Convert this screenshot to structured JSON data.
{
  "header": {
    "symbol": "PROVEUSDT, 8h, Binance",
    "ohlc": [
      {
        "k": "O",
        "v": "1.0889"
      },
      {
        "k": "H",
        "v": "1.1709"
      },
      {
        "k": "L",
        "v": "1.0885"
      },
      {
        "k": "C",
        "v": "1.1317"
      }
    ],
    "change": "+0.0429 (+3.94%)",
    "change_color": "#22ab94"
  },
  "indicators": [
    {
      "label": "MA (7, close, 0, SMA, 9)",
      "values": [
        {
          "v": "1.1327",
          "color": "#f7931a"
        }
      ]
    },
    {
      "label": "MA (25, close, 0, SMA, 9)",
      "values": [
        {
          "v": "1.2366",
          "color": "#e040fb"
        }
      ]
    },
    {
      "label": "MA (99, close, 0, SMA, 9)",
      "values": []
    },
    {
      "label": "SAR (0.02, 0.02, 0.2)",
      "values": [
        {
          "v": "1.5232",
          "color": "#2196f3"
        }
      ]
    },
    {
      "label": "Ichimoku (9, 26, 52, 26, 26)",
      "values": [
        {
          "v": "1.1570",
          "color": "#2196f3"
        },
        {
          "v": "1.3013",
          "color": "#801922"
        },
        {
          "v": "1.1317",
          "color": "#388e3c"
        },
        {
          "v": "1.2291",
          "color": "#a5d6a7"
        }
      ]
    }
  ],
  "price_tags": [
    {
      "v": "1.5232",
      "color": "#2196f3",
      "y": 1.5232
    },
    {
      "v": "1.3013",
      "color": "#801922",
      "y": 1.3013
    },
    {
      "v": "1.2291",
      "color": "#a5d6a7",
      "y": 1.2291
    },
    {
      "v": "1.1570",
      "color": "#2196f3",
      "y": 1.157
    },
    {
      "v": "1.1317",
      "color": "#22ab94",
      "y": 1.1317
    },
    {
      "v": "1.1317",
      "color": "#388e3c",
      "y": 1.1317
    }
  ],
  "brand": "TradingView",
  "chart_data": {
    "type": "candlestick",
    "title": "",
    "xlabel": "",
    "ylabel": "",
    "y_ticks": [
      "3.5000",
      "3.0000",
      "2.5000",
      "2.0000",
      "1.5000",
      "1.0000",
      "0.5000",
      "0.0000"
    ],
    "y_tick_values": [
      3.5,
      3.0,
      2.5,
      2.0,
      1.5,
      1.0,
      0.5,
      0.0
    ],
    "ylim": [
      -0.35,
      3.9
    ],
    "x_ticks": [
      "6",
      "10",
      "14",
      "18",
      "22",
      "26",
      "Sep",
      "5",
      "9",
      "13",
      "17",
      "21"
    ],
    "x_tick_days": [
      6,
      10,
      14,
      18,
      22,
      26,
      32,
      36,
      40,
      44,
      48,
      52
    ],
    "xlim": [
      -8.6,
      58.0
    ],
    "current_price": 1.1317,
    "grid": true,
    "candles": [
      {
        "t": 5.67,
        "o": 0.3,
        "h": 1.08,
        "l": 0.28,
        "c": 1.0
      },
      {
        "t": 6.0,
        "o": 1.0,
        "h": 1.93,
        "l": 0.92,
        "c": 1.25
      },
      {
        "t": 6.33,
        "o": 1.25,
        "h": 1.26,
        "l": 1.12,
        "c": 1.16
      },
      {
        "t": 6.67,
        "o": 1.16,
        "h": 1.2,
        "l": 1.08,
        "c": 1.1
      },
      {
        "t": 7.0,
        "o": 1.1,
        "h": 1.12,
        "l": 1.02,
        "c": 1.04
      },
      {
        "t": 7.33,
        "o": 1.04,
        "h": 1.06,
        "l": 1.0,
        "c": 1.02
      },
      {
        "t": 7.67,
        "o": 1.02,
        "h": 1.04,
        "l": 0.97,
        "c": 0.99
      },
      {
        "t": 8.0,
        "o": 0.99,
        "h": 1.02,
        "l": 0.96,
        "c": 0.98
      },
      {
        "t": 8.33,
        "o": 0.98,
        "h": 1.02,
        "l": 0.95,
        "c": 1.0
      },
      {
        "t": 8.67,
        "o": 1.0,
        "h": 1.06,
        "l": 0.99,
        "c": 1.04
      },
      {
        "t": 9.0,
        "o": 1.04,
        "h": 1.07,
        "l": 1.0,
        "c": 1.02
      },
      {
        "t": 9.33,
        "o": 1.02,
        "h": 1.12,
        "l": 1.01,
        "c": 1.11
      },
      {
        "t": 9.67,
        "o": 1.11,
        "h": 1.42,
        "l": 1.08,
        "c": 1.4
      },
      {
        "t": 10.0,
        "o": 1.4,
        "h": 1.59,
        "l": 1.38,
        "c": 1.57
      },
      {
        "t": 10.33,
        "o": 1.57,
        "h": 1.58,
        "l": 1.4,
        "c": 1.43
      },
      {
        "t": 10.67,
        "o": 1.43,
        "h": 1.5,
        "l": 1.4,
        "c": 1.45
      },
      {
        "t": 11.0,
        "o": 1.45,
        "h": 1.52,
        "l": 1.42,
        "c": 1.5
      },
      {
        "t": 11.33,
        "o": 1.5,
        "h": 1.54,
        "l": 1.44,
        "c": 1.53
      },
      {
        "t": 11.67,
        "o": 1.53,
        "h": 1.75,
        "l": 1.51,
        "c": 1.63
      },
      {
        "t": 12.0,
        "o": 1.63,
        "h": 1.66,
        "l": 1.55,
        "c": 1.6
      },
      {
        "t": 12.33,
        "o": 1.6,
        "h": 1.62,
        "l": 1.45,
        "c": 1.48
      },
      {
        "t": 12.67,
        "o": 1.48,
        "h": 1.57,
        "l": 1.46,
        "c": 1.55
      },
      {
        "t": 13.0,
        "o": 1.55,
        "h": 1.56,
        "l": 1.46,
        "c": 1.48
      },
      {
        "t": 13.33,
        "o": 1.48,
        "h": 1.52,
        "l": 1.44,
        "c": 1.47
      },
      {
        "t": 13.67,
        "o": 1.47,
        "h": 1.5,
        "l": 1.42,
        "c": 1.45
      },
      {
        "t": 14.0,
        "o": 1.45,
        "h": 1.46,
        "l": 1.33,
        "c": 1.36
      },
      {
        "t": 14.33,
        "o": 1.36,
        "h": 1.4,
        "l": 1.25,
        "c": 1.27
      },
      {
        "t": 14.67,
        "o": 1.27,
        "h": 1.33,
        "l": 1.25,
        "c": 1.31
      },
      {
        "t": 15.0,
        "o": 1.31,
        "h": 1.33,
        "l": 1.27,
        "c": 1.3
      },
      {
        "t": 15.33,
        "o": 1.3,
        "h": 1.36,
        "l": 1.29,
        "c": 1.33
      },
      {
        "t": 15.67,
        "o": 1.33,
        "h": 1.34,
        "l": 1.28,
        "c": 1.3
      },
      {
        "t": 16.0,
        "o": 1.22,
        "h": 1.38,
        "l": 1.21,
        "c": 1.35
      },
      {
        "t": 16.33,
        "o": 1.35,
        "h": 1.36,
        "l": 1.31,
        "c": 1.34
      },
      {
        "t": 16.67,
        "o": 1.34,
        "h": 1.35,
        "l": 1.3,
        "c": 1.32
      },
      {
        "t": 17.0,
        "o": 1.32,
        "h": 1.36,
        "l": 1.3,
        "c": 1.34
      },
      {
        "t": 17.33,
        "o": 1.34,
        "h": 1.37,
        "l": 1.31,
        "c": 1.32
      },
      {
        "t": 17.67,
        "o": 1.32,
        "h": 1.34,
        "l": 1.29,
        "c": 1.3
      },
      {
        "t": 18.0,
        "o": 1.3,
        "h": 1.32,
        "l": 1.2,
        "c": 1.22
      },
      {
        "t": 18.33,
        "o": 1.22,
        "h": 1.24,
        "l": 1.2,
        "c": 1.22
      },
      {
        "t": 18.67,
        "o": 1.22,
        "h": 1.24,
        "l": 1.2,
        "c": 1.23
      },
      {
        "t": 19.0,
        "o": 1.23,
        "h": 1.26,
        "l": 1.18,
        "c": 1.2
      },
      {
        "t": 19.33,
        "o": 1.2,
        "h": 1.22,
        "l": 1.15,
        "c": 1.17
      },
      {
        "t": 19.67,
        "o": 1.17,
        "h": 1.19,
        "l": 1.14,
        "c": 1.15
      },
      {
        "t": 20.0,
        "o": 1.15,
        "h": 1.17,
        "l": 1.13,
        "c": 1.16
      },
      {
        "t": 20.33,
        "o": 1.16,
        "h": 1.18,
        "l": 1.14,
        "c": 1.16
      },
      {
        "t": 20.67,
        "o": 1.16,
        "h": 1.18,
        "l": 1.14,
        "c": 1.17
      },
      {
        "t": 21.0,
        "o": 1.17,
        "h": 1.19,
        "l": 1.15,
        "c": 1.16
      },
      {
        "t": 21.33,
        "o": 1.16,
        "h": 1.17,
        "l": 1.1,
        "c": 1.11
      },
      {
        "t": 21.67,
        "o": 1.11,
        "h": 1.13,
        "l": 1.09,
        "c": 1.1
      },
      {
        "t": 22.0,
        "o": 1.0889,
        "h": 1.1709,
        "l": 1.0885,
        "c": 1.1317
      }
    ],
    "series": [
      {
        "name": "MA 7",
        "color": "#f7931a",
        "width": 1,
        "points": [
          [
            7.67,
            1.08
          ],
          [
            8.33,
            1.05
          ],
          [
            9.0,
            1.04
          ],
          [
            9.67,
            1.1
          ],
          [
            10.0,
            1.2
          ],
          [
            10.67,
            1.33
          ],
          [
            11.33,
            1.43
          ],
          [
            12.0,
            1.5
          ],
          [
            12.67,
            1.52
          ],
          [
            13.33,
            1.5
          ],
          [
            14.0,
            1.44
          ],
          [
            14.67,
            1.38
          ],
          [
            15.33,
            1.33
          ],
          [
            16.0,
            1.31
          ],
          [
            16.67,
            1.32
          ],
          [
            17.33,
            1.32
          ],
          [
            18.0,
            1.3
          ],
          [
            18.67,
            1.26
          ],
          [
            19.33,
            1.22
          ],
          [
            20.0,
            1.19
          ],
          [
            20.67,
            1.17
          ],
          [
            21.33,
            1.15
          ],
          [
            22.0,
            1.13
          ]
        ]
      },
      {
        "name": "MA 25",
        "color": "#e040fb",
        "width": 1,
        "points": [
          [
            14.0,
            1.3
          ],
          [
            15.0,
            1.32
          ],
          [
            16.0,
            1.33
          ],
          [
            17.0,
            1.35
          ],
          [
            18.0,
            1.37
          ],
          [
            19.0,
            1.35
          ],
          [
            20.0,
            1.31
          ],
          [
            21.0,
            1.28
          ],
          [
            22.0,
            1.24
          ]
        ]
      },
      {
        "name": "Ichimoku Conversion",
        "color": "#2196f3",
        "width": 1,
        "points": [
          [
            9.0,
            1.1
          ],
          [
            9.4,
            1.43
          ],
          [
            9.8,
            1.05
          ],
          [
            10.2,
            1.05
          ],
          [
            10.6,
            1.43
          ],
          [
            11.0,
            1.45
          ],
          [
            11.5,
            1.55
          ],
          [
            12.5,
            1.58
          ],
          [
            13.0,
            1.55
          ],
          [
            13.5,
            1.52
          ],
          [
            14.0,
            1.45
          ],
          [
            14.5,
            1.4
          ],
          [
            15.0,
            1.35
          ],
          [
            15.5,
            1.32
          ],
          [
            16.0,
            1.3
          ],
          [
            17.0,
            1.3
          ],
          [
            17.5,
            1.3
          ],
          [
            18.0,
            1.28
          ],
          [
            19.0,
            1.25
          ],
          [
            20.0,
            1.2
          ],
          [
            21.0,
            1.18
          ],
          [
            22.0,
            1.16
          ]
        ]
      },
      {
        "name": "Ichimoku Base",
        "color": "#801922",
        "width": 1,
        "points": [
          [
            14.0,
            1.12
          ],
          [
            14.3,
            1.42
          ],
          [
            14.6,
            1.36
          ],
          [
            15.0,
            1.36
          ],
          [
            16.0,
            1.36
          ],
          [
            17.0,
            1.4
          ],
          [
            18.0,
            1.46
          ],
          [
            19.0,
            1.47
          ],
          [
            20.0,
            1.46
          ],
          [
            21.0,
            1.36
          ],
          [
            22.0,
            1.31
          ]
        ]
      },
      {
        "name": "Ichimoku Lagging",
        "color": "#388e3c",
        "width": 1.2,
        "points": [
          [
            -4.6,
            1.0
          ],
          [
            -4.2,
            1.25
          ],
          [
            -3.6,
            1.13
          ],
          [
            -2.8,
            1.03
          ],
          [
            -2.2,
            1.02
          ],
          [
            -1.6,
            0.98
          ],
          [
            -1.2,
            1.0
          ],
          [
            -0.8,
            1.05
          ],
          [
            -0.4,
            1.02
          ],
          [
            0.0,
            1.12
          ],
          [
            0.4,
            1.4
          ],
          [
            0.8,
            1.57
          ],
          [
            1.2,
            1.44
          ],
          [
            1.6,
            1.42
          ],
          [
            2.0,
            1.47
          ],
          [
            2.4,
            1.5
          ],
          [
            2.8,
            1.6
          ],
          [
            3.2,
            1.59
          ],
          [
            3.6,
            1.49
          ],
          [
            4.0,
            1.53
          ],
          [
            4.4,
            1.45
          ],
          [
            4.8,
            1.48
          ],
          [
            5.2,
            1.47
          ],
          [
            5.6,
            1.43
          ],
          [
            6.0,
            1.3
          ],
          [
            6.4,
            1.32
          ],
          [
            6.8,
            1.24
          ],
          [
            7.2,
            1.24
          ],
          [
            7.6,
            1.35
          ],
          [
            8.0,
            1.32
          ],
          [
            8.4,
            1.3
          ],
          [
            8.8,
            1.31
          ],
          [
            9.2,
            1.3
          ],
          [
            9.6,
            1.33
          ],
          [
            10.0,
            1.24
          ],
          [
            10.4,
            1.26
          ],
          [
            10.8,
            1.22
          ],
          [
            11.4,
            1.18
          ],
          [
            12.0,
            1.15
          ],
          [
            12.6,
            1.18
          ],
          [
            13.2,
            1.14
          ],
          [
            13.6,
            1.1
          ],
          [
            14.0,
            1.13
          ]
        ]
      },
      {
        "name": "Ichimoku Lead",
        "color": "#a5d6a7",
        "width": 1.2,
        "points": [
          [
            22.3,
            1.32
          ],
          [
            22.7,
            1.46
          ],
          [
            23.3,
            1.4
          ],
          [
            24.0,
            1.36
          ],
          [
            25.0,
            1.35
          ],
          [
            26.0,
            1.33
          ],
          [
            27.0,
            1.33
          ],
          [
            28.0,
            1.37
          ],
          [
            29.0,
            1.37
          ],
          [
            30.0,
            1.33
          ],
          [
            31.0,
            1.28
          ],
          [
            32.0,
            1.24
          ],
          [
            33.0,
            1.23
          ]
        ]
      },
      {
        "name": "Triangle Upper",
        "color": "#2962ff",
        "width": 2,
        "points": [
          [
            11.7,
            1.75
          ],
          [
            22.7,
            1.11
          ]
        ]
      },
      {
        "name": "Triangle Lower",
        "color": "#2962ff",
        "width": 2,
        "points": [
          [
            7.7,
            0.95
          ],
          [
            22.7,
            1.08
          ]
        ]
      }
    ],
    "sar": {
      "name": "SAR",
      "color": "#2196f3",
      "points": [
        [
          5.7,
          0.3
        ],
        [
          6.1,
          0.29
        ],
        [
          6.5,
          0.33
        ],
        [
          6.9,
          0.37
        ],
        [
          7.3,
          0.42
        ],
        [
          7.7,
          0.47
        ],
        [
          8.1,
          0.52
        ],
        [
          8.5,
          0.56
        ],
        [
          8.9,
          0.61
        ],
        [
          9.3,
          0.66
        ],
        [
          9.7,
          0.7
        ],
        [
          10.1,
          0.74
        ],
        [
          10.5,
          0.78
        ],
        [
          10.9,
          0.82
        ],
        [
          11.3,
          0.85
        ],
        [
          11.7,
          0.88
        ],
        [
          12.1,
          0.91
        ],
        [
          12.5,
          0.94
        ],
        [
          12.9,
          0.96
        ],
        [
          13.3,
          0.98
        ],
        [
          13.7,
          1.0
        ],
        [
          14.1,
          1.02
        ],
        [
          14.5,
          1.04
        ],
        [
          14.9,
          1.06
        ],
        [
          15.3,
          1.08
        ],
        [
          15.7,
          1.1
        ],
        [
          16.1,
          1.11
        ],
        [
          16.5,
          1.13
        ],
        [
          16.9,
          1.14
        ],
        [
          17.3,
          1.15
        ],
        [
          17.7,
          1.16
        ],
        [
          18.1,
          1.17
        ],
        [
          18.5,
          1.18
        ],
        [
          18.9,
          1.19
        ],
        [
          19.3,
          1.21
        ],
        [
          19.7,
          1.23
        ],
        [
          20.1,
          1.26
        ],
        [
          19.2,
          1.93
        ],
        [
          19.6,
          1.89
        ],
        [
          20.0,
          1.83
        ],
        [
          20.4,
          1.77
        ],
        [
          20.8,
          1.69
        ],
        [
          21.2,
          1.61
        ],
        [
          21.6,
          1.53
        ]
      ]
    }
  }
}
* * *
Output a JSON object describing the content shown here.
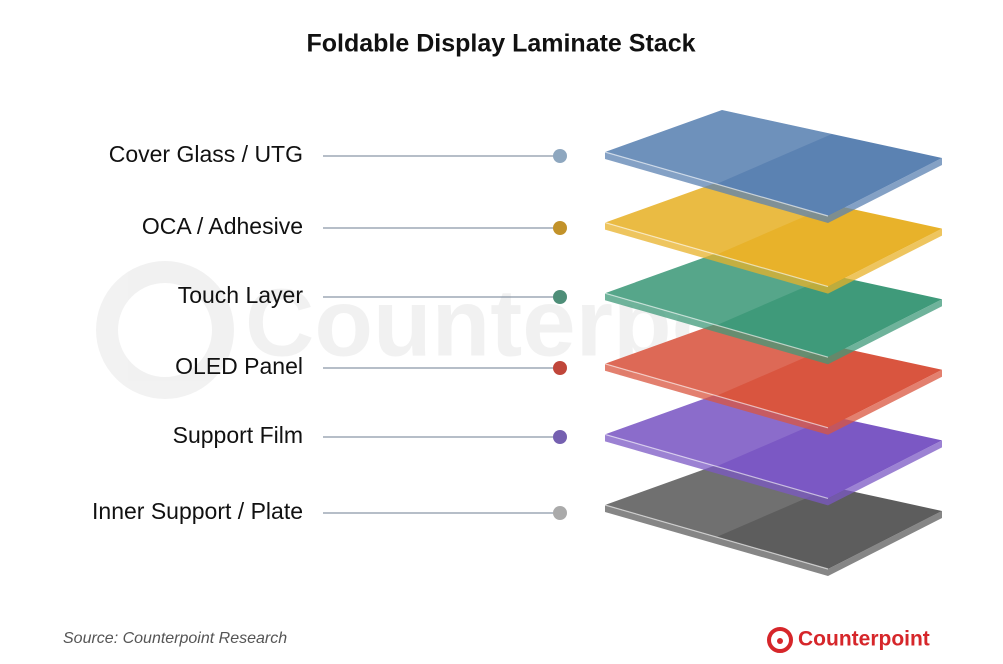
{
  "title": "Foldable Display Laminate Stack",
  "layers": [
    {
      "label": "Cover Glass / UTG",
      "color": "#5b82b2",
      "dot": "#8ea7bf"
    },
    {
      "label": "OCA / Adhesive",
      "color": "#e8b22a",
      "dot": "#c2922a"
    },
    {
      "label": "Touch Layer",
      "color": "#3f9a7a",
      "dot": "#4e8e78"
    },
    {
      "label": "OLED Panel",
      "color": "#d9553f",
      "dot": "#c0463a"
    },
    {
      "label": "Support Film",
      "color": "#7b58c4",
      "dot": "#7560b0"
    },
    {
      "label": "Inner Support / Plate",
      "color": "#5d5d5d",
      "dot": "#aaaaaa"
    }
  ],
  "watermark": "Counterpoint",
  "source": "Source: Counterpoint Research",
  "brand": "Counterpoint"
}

What to produce
Some lines of the data may hold the word "Counterpoint". Say how many do, with nothing else.

The answer
3